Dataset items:
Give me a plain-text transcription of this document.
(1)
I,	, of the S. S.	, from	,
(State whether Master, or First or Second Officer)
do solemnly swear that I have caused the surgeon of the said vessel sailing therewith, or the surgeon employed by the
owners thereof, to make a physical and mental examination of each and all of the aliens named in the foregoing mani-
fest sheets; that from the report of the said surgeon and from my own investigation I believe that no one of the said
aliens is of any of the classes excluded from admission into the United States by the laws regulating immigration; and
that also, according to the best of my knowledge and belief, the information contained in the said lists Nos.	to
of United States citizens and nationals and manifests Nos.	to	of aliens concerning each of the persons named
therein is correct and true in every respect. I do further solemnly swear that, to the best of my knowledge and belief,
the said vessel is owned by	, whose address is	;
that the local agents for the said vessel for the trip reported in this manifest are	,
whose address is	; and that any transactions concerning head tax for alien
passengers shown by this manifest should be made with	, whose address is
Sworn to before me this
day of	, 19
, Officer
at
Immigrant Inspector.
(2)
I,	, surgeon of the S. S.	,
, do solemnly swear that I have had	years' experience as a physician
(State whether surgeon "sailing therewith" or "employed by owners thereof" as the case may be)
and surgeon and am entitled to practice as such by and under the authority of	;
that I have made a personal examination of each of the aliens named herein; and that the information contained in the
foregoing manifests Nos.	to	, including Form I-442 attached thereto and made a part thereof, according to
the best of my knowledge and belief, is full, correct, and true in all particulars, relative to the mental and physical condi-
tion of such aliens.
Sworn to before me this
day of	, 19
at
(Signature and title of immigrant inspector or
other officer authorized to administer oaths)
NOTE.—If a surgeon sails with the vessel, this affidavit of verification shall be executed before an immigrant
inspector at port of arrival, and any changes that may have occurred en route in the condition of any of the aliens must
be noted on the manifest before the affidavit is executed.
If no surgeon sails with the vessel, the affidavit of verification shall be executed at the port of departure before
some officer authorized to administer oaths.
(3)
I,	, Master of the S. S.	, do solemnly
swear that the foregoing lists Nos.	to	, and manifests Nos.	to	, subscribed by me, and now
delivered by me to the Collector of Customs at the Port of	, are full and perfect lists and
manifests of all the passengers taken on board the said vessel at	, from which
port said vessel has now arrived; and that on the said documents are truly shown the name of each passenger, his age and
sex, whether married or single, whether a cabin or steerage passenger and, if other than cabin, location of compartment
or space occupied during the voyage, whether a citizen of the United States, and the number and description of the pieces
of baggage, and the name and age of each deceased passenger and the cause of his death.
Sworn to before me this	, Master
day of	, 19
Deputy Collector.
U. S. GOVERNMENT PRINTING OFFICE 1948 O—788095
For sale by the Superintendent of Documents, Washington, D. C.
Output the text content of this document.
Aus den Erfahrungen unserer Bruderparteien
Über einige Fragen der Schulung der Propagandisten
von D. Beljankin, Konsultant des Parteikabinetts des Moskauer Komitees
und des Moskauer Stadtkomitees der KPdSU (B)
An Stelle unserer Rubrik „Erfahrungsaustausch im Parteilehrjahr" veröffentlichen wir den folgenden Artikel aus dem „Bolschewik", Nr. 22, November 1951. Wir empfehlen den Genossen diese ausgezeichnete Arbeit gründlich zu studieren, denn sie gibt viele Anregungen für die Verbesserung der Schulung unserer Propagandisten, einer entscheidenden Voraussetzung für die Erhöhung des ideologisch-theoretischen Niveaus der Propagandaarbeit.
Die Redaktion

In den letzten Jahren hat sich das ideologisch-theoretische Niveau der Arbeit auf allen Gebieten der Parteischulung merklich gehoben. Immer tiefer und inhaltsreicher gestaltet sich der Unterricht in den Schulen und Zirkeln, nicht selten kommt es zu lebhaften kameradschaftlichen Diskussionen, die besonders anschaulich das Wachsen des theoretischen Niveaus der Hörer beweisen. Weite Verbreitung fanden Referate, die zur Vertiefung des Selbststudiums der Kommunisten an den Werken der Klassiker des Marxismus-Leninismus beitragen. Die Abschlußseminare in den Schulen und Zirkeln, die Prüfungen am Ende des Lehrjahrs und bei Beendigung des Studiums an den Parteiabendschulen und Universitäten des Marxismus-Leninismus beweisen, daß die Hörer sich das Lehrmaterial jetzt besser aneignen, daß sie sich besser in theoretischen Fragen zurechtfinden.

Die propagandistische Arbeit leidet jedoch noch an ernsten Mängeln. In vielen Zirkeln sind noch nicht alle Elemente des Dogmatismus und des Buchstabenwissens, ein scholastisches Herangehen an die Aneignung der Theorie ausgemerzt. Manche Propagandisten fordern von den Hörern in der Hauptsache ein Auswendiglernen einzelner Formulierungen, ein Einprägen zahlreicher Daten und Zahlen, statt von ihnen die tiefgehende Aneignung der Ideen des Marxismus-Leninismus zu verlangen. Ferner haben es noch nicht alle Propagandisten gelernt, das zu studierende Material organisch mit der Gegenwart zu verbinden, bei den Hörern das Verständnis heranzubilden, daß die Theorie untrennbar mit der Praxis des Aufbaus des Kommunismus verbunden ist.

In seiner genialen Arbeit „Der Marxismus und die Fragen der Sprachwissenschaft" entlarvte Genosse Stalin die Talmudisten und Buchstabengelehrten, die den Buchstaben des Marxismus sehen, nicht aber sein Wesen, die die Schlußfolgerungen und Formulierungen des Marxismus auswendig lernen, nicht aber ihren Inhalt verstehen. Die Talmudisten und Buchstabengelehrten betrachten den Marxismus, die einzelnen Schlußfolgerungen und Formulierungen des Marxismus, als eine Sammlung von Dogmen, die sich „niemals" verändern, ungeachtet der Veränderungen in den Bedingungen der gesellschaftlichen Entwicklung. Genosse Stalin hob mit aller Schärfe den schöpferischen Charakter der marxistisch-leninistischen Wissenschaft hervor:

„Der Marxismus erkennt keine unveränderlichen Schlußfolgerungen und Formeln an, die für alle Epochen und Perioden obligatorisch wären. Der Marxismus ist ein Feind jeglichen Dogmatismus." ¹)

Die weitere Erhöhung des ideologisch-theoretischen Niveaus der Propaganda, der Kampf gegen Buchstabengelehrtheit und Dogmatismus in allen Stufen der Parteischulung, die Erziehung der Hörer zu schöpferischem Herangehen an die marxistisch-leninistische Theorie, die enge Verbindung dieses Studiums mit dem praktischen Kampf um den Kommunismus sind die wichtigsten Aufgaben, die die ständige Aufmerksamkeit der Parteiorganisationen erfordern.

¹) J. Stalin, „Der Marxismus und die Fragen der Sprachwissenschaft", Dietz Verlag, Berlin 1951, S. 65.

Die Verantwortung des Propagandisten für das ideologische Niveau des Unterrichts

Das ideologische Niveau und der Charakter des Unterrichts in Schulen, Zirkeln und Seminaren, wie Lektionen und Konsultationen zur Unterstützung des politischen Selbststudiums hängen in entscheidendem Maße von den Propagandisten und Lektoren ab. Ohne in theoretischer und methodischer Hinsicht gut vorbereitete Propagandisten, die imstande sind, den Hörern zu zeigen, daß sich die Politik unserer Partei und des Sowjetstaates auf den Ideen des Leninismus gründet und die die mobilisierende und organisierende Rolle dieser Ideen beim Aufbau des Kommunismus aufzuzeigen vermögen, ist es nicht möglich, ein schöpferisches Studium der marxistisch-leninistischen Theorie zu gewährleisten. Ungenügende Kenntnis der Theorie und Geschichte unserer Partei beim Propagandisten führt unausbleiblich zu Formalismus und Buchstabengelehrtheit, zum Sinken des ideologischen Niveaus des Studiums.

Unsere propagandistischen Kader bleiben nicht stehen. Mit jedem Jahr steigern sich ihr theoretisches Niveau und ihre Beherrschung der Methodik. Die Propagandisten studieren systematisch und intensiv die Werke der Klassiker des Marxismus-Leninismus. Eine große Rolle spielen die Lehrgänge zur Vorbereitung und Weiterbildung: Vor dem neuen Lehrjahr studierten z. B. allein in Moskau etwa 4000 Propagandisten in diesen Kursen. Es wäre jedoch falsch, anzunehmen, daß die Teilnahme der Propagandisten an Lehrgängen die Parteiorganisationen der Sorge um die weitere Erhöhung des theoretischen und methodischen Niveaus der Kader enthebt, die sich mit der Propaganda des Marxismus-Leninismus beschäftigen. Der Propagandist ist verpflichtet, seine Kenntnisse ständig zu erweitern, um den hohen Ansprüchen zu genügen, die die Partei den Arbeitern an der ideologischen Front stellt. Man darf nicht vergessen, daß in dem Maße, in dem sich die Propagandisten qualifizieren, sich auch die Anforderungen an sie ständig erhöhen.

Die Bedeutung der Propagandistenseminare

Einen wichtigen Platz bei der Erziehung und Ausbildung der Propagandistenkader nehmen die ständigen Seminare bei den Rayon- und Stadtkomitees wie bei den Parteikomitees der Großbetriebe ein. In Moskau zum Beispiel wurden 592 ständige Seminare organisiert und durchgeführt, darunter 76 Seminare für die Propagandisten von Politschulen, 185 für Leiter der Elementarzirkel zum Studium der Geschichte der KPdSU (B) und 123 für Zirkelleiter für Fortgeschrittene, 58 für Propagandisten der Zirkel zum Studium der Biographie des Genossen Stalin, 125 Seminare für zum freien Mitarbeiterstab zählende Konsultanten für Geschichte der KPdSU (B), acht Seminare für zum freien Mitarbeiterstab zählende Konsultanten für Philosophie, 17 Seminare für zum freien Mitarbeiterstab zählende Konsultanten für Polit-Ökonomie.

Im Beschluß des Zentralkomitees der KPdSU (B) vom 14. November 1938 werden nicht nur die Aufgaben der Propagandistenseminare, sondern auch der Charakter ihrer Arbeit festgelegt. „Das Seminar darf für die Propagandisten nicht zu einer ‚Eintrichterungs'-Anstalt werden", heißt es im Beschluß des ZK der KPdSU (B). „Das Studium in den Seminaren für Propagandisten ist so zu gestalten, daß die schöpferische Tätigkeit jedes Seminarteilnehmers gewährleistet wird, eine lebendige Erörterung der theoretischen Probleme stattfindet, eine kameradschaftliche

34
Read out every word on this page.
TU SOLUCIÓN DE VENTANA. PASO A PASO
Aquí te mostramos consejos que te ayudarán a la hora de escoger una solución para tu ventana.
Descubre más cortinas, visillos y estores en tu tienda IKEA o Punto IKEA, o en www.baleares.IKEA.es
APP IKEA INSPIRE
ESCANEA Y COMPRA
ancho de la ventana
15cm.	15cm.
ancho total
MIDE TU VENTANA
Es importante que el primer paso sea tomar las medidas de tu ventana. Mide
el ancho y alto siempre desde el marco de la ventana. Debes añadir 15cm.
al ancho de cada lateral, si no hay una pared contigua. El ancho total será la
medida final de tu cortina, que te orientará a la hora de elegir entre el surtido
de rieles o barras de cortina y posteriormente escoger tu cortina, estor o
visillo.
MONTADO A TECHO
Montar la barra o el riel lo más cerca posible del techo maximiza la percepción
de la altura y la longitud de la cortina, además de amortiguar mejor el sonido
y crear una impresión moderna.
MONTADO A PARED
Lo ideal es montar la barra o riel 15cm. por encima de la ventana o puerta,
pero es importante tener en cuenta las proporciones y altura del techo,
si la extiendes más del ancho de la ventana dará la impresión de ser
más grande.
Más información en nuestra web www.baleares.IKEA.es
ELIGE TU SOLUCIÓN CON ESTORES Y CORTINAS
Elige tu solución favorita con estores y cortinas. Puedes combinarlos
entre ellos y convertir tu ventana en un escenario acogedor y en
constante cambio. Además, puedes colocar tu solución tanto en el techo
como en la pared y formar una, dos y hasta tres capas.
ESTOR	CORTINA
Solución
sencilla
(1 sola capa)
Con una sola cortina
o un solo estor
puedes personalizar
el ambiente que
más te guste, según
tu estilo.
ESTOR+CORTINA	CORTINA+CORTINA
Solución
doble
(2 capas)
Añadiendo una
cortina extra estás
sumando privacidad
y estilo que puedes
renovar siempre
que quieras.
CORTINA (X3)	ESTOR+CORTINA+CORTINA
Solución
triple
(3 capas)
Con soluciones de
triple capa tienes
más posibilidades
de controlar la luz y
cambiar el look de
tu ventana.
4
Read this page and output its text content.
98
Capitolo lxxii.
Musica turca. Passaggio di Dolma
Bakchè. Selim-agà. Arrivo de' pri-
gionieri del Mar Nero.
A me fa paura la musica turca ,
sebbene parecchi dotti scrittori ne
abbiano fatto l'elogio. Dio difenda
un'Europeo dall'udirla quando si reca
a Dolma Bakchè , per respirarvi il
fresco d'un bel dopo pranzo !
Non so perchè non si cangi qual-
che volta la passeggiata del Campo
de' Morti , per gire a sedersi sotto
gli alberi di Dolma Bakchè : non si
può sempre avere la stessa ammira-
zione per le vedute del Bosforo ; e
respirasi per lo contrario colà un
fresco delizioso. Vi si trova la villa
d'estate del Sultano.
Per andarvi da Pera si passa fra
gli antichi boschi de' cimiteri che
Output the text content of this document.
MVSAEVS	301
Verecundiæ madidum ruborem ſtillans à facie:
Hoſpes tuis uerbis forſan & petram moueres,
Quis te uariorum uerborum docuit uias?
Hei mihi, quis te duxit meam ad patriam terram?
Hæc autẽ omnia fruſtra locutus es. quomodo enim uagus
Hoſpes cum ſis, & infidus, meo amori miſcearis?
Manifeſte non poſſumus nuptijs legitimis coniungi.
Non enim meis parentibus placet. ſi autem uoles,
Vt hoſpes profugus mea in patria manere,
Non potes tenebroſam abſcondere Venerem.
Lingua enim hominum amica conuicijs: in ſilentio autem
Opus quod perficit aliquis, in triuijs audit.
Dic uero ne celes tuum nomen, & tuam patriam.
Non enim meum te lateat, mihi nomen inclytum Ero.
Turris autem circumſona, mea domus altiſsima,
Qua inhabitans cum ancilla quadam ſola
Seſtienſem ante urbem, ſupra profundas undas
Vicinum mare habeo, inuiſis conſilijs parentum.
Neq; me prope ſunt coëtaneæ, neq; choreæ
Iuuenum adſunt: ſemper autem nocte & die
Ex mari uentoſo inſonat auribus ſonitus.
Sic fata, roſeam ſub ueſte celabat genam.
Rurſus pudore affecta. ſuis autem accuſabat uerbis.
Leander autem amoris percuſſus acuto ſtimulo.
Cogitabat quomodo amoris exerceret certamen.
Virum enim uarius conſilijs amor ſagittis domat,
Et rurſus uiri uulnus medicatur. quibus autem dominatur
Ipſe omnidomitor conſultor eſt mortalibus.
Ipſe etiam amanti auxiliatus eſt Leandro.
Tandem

### PROBLEM DETAILS
Look through the entries above and report each line where the string "according" occurs.

### ANSWER FOR THIS EXERCISE
that also, according to the best of my knowledge and belief, the information contained in the said lists Nos.	to
foregoing manifests Nos.	to	, including Form I-442 attached thereto and made a part thereof, according to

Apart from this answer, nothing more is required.